RECORDS TO PROCESS »
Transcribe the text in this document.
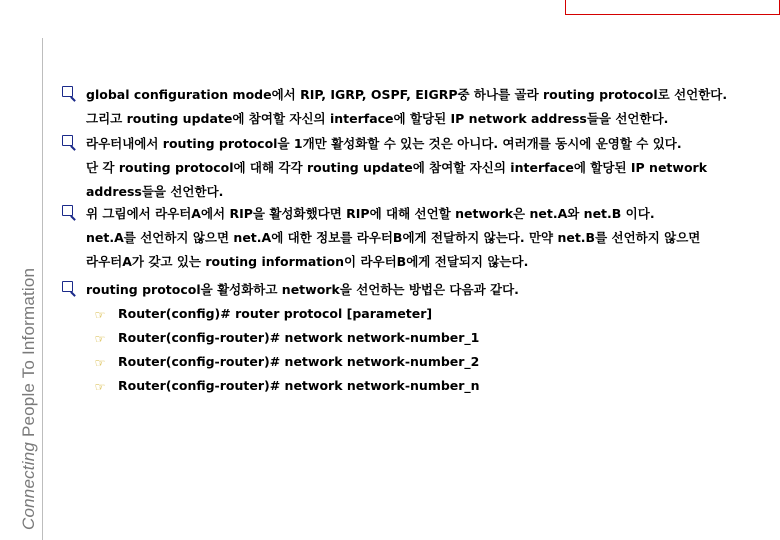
Connecting People To Information
global configuration mode에서 RIP, IGRP, OSPF, EIGRP중 하나를 골라 routing protocol로 선언한다.
그리고 routing update에 참여할 자신의 interface에 할당된 IP network address들을 선언한다.
라우터내에서 routing protocol을 1개만 활성화할 수 있는 것은 아니다. 여러개를 동시에 운영할 수 있다.
단 각 routing protocol에 대해 각각 routing update에 참여할 자신의 interface에 할당된 IP network
address들을 선언한다.
위 그림에서 라우터A에서 RIP을 활성화했다면 RIP에 대해 선언할 network은 net.A와 net.B 이다.
net.A를 선언하지 않으면 net.A에 대한 정보를 라우터B에게 전달하지 않는다. 만약 net.B를 선언하지 않으면
라우터A가 갖고 있는 routing information이 라우터B에게 전달되지 않는다.
routing protocol을 활성화하고 network을 선언하는 방법은 다음과 같다.
☞ Router(config)# router protocol [parameter]
☞ Router(config-router)# network network-number_1
☞ Router(config-router)# network network-number_2
☞ Router(config-router)# network network-number_n
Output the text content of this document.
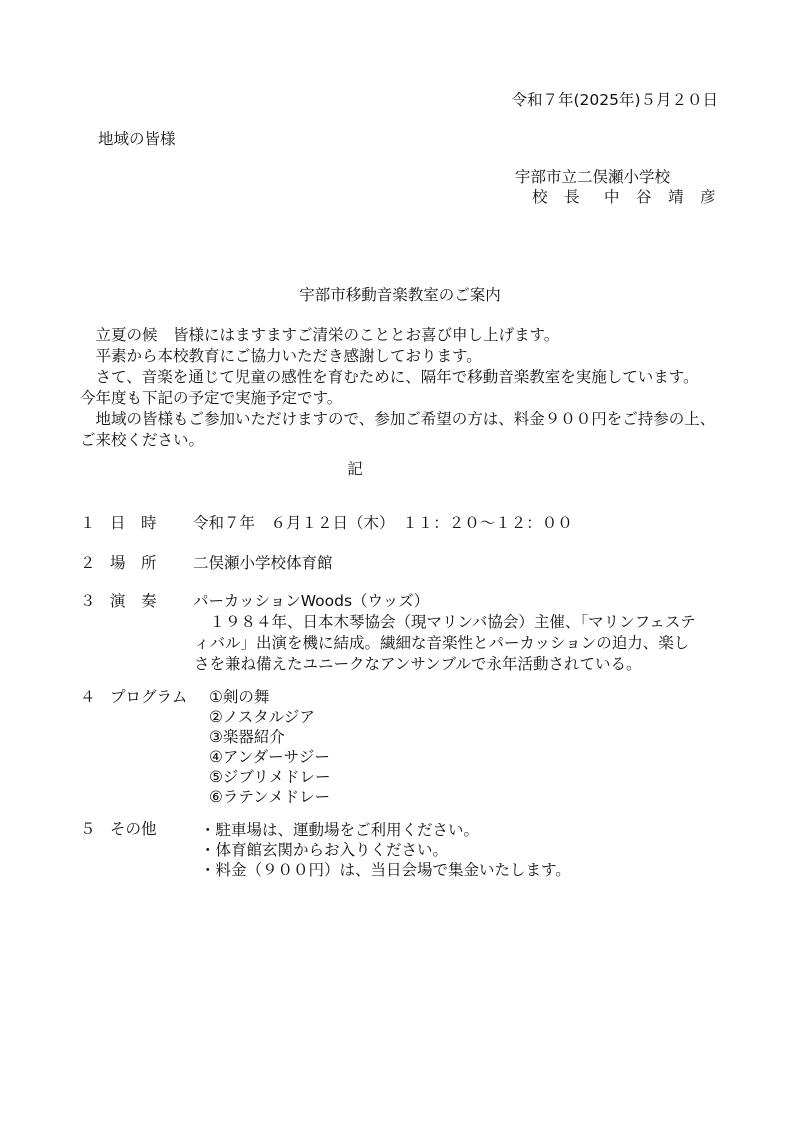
令和７年(2025年)５月２０日
地域の皆様
宇部市立二俣瀬小学校
校　長 中　谷　靖　彦
宇部市移動音楽教室のご案内
　立夏の候　皆様にはますますご清栄のこととお喜び申し上げます。
　平素から本校教育にご協力いただき感謝しております。
　さて、音楽を通じて児童の感性を育むために、隔年で移動音楽教室を実施しています。
今年度も下記の予定で実施予定です。
　地域の皆様もご参加いただけますので、参加ご希望の方は、料金９００円をご持参の上、
ご来校ください。
記
１ 日　時 令和７年　６月１２日（木）　１１：２０〜１２：００
２ 場　所 二俣瀬小学校体育館
３ 演　奏 パーカッションWoods（ウッズ）
　１９８４年、日本木琴協会（現マリンバ協会）主催、「マリンフェステ
ィバル」出演を機に結成。繊細な音楽性とパーカッションの迫力、楽し
さを兼ね備えたユニークなアンサンブルで永年活動されている。
４ プログラム ①剣の舞
②ノスタルジア
③楽器紹介
④アンダーサジー
⑤ジブリメドレー
⑥ラテンメドレー
５ その他	・駐車場は、運動場をご利用ください。
・体育館玄関からお入りください。
・料金（９００円）は、当日会場で集金いたします。
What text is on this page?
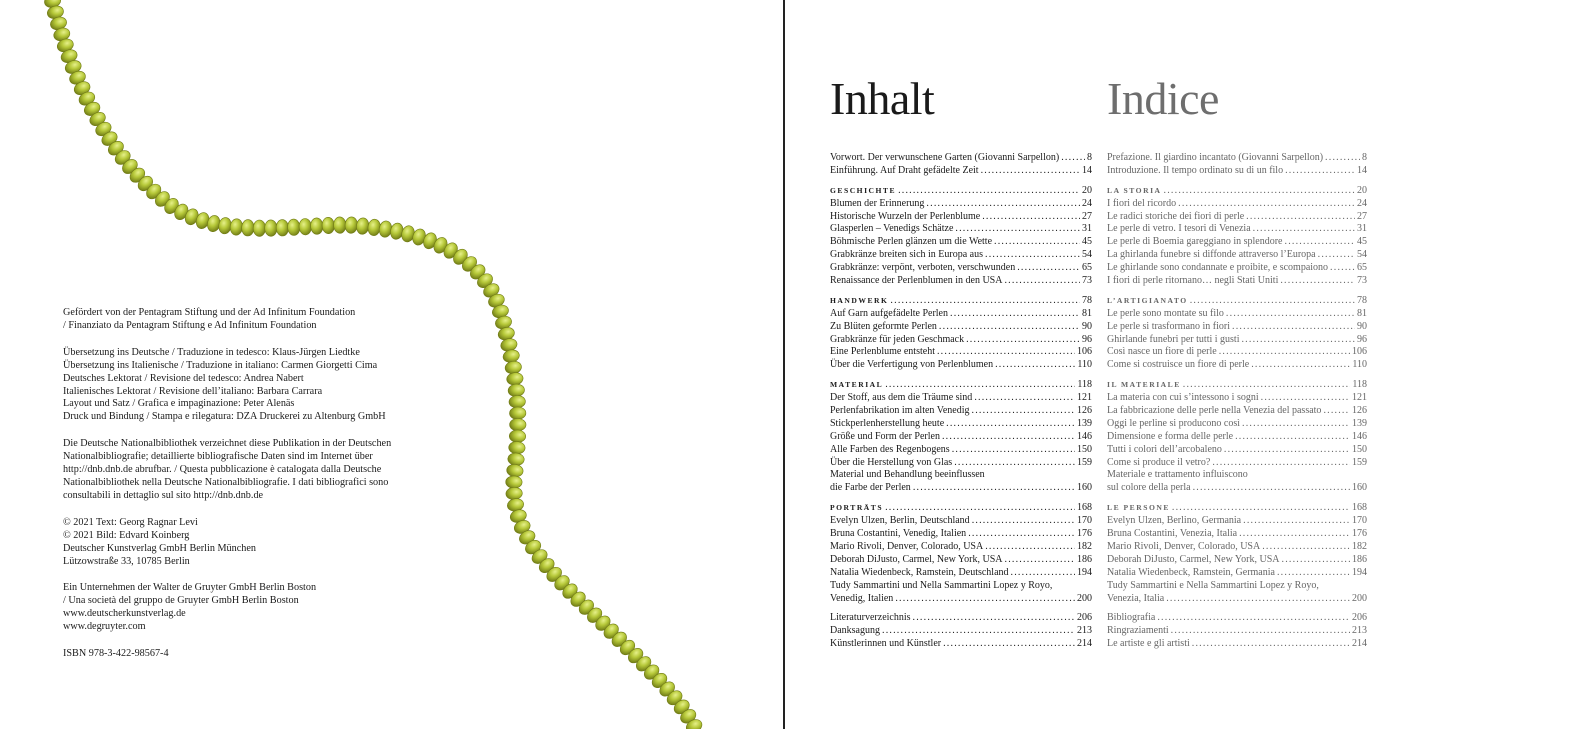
Gefördert von der Pentagram Stiftung und der Ad Infinitum Foundation
/ Finanziato da Pentagram Stiftung e Ad Infinitum Foundation
Übersetzung ins Deutsche / Traduzione in tedesco: Klaus-Jürgen Liedtke
Übersetzung ins Italienische / Traduzione in italiano: Carmen Giorgetti Cima
Deutsches Lektorat / Revisione del tedesco: Andrea Nabert
Italienisches Lektorat / Revisione dell’italiano: Barbara Carrara
Layout und Satz / Grafica e impaginazione: Peter Alenäs
Druck und Bindung / Stampa e rilegatura: DZA Druckerei zu Altenburg GmbH
Die Deutsche Nationalbibliothek verzeichnet diese Publikation in der Deutschen
Nationalbibliografie; detaillierte bibliografische Daten sind im Internet über
http://dnb.dnb.de abrufbar. / Questa pubblicazione è catalogata dalla Deutsche
Nationalbibliothek nella Deutsche Nationalbibliografie. I dati bibliografici sono
consultabili in dettaglio sul sito http://dnb.dnb.de
© 2021 Text: Georg Ragnar Levi
© 2021 Bild: Edvard Koinberg
Deutscher Kunstverlag GmbH Berlin München
Lützowstraße 33, 10785 Berlin
Ein Unternehmen der Walter de Gruyter GmbH Berlin Boston
/ Una società del gruppo de Gruyter GmbH Berlin Boston
www.deutscherkunstverlag.de
www.degruyter.com
ISBN 978-3-422-98567-4
Inhalt	Indice
Vorwort. Der verwunschene Garten (Giovanni Sarpellon) .....	8
Einführung. Auf Draht gefädelte Zeit .....	14
GESCHICHTE .....	20
Blumen der Erinnerung .....	24
Historische Wurzeln der Perlenblume .....	27
Glasperlen – Venedigs Schätze .....	31
Böhmische Perlen glänzen um die Wette .....	45
Grabkränze breiten sich in Europa aus .....	54
Grabkränze: verpönt, verboten, verschwunden .....	65
Renaissance der Perlenblumen in den USA .....	73
HANDWERK .....	78
Auf Garn aufgefädelte Perlen .....	81
Zu Blüten geformte Perlen .....	90
Grabkränze für jeden Geschmack .....	96
Eine Perlenblume entsteht .....	106
Über die Verfertigung von Perlenblumen .....	110
MATERIAL .....	118
Der Stoff, aus dem die Träume sind .....	121
Perlenfabrikation im alten Venedig .....	126
Stickperlenherstellung heute .....	139
Größe und Form der Perlen .....	146
Alle Farben des Regenbogens .....	150
Über die Herstellung von Glas .....	159
Material und Behandlung beeinflussen
die Farbe der Perlen .....	160
PORTRÄTS .....	168
Evelyn Ulzen, Berlin, Deutschland .....	170
Bruna Costantini, Venedig, Italien .....	176
Mario Rivoli, Denver, Colorado, USA .....	182
Deborah DiJusto, Carmel, New York, USA .....	186
Natalia Wiedenbeck, Ramstein, Deutschland .....	194
Tudy Sammartini und Nella Sammartini Lopez y Royo,
Venedig, Italien .....	200
Literaturverzeichnis .....	206
Danksagung .....	213
Künstlerinnen und Künstler .....	214
Prefazione. Il giardino incantato (Giovanni Sarpellon) .....	8
Introduzione. Il tempo ordinato su di un filo .....	14
LA STORIA .....	20
I fiori del ricordo .....	24
Le radici storiche dei fiori di perle .....	27
Le perle di vetro. I tesori di Venezia .....	31
Le perle di Boemia gareggiano in splendore .....	45
La ghirlanda funebre si diffonde attraverso l’Europa .....	54
Le ghirlande sono condannate e proibite, e scompaiono .....	65
I fiori di perle ritornano… negli Stati Uniti .....	73
L’ARTIGIANATO .....	78
Le perle sono montate su filo .....	81
Le perle si trasformano in fiori .....	90
Ghirlande funebri per tutti i gusti .....	96
Così nasce un fiore di perle .....	106
Come si costruisce un fiore di perle .....	110
IL MATERIALE .....	118
La materia con cui s’intessono i sogni .....	121
La fabbricazione delle perle nella Venezia del passato .....	126
Oggi le perline si producono così .....	139
Dimensione e forma delle perle .....	146
Tutti i colori dell’arcobaleno .....	150
Come si produce il vetro? .....	159
Materiale e trattamento influiscono
sul colore della perla .....	160
LE PERSONE .....	168
Evelyn Ulzen, Berlino, Germania .....	170
Bruna Costantini, Venezia, Italia .....	176
Mario Rivoli, Denver, Colorado, USA .....	182
Deborah DiJusto, Carmel, New York, USA .....	186
Natalia Wiedenbeck, Ramstein, Germania .....	194
Tudy Sammartini e Nella Sammartini Lopez y Royo,
Venezia, Italia .....	200
Bibliografia .....	206
Ringraziamenti .....	213
Le artiste e gli artisti .....	214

TASK REQUIREMENTS »
In the records, locate each line holding the string "filo" and copy it.

ANSWER FOR THIS EXERCISE »
Introduzione. Il tempo ordinato su di un filo .....	14
Le perle sono montate su filo .....	81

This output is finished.